• WRITTEN REQUEST:
All of the data below must be repeated exactly.

• DATA LINES:
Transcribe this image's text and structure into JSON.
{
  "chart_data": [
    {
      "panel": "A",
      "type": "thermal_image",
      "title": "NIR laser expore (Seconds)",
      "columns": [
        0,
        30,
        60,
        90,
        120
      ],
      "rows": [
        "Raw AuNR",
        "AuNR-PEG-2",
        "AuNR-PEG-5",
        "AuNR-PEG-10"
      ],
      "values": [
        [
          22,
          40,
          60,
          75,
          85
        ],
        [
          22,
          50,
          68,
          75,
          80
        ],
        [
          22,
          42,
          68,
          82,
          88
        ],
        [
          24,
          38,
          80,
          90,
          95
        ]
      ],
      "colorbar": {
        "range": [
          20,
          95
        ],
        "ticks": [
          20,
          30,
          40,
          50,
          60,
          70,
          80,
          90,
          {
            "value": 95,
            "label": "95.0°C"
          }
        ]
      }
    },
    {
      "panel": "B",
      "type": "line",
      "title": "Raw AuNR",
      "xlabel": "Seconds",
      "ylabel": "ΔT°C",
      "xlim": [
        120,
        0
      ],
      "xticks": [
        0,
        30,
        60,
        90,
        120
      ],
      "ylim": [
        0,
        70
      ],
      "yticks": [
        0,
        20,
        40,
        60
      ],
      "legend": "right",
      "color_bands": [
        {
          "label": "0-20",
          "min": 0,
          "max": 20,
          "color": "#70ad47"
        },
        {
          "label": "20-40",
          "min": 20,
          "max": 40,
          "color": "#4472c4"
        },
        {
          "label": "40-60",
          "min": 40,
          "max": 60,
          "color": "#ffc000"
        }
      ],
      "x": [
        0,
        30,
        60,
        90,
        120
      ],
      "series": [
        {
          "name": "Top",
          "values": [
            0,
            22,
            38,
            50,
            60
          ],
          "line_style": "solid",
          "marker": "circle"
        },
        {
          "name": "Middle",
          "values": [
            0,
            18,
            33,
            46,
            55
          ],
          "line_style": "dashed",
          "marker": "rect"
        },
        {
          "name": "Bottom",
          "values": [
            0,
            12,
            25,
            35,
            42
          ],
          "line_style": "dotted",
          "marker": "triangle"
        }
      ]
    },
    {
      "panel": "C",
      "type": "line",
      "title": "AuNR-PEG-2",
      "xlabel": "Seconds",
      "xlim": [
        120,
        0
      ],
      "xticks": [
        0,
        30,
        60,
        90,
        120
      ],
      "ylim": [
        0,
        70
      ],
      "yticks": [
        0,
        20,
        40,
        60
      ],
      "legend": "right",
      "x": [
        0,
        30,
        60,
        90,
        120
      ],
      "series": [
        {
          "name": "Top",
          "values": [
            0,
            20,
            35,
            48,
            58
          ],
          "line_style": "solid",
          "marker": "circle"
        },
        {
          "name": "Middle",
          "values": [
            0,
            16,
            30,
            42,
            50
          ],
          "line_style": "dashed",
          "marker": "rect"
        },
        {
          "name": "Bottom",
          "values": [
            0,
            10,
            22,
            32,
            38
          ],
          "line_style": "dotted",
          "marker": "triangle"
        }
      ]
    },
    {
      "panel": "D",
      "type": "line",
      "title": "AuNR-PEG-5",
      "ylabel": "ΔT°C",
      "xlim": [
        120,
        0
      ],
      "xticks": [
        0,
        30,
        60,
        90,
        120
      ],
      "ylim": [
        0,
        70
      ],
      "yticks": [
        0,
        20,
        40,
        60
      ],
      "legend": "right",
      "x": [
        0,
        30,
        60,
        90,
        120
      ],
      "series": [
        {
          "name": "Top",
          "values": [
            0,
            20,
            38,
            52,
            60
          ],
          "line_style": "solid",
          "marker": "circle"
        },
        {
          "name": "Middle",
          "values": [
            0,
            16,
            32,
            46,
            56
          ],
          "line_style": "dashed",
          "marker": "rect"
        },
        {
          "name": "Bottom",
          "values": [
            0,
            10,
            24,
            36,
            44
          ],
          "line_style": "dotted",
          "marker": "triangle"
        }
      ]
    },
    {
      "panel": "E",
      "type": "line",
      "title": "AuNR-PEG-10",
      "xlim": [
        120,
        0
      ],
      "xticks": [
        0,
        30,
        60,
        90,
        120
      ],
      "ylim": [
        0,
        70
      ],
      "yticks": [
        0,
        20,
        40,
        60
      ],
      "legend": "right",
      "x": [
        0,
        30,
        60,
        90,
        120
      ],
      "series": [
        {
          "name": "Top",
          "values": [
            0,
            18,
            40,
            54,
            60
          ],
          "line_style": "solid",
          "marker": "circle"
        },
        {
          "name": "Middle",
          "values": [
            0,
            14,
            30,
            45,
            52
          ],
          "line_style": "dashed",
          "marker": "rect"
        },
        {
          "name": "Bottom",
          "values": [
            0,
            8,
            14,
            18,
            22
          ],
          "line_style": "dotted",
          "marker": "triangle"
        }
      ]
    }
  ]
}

• FINAL ANSWER:
Transcribe this image's text and structure into JSON.
{
  "chart_data": [
    {
      "panel": "A",
      "type": "thermal_image",
      "title": "NIR laser expore (Seconds)",
      "columns": [
        0,
        30,
        60,
        90,
        120
      ],
      "rows": [
        "Raw AuNR",
        "AuNR-PEG-2",
        "AuNR-PEG-5",
        "AuNR-PEG-10"
      ],
      "values": [
        [
          22,
          40,
          60,
          75,
          85
        ],
        [
          22,
          50,
          68,
          75,
          80
        ],
        [
          22,
          42,
          68,
          82,
          88
        ],
        [
          24,
          38,
          80,
          90,
          95
        ]
      ],
      "colorbar": {
        "range": [
          20,
          95
        ],
        "ticks": [
          20,
          30,
          40,
          50,
          60,
          70,
          80,
          90,
          {
            "value": 95,
            "label": "95.0°C"
          }
        ]
      }
    },
    {
      "panel": "B",
      "type": "line",
      "title": "Raw AuNR",
      "xlabel": "Seconds",
      "ylabel": "ΔT°C",
      "xlim": [
        120,
        0
      ],
      "xticks": [
        0,
        30,
        60,
        90,
        120
      ],
      "ylim": [
        0,
        70
      ],
      "yticks": [
        0,
        20,
        40,
        60
      ],
      "legend": "right",
      "color_bands": [
        {
          "label": "0-20",
          "min": 0,
          "max": 20,
          "color": "#70ad47"
        },
        {
          "label": "20-40",
          "min": 20,
          "max": 40,
          "color": "#4472c4"
        },
        {
          "label": "40-60",
          "min": 40,
          "max": 60,
          "color": "#ffc000"
        }
      ],
      "x": [
        0,
        30,
        60,
        90,
        120
      ],
      "series": [
        {
          "name": "Top",
          "values": [
            0,
            22,
            38,
            50,
            60
          ],
          "line_style": "solid",
          "marker": "circle"
        },
        {
          "name": "Middle",
          "values": [
            0,
            18,
            33,
            46,
            55
          ],
          "line_style": "dashed",
          "marker": "rect"
        },
        {
          "name": "Bottom",
          "values": [
            0,
            12,
            25,
            35,
            42
          ],
          "line_style": "dotted",
          "marker": "triangle"
        }
      ]
    },
    {
      "panel": "C",
      "type": "line",
      "title": "AuNR-PEG-2",
      "xlabel": "Seconds",
      "xlim": [
        120,
        0
      ],
      "xticks": [
        0,
        30,
        60,
        90,
        120
      ],
      "ylim": [
        0,
        70
      ],
      "yticks": [
        0,
        20,
        40,
        60
      ],
      "legend": "right",
      "x": [
        0,
        30,
        60,
        90,
        120
      ],
      "series": [
        {
          "name": "Top",
          "values": [
            0,
            20,
            35,
            48,
            58
          ],
          "line_style": "solid",
          "marker": "circle"
        },
        {
          "name": "Middle",
          "values": [
            0,
            16,
            30,
            42,
            50
          ],
          "line_style": "dashed",
          "marker": "rect"
        },
        {
          "name": "Bottom",
          "values": [
            0,
            10,
            22,
            32,
            38
          ],
          "line_style": "dotted",
          "marker": "triangle"
        }
      ]
    },
    {
      "panel": "D",
      "type": "line",
      "title": "AuNR-PEG-5",
      "ylabel": "ΔT°C",
      "xlim": [
        120,
        0
      ],
      "xticks": [
        0,
        30,
        60,
        90,
        120
      ],
      "ylim": [
        0,
        70
      ],
      "yticks": [
        0,
        20,
        40,
        60
      ],
      "legend": "right",
      "x": [
        0,
        30,
        60,
        90,
        120
      ],
      "series": [
        {
          "name": "Top",
          "values": [
            0,
            20,
            38,
            52,
            60
          ],
          "line_style": "solid",
          "marker": "circle"
        },
        {
          "name": "Middle",
          "values": [
            0,
            16,
            32,
            46,
            56
          ],
          "line_style": "dashed",
          "marker": "rect"
        },
        {
          "name": "Bottom",
          "values": [
            0,
            10,
            24,
            36,
            44
          ],
          "line_style": "dotted",
          "marker": "triangle"
        }
      ]
    },
    {
      "panel": "E",
      "type": "line",
      "title": "AuNR-PEG-10",
      "xlim": [
        120,
        0
      ],
      "xticks": [
        0,
        30,
        60,
        90,
        120
      ],
      "ylim": [
        0,
        70
      ],
      "yticks": [
        0,
        20,
        40,
        60
      ],
      "legend": "right",
      "x": [
        0,
        30,
        60,
        90,
        120
      ],
      "series": [
        {
          "name": "Top",
          "values": [
            0,
            18,
            40,
            54,
            60
          ],
          "line_style": "solid",
          "marker": "circle"
        },
        {
          "name": "Middle",
          "values": [
            0,
            14,
            30,
            45,
            52
          ],
          "line_style": "dashed",
          "marker": "rect"
        },
        {
          "name": "Bottom",
          "values": [
            0,
            8,
            14,
            18,
            22
          ],
          "line_style": "dotted",
          "marker": "triangle"
        }
      ]
    }
  ]
}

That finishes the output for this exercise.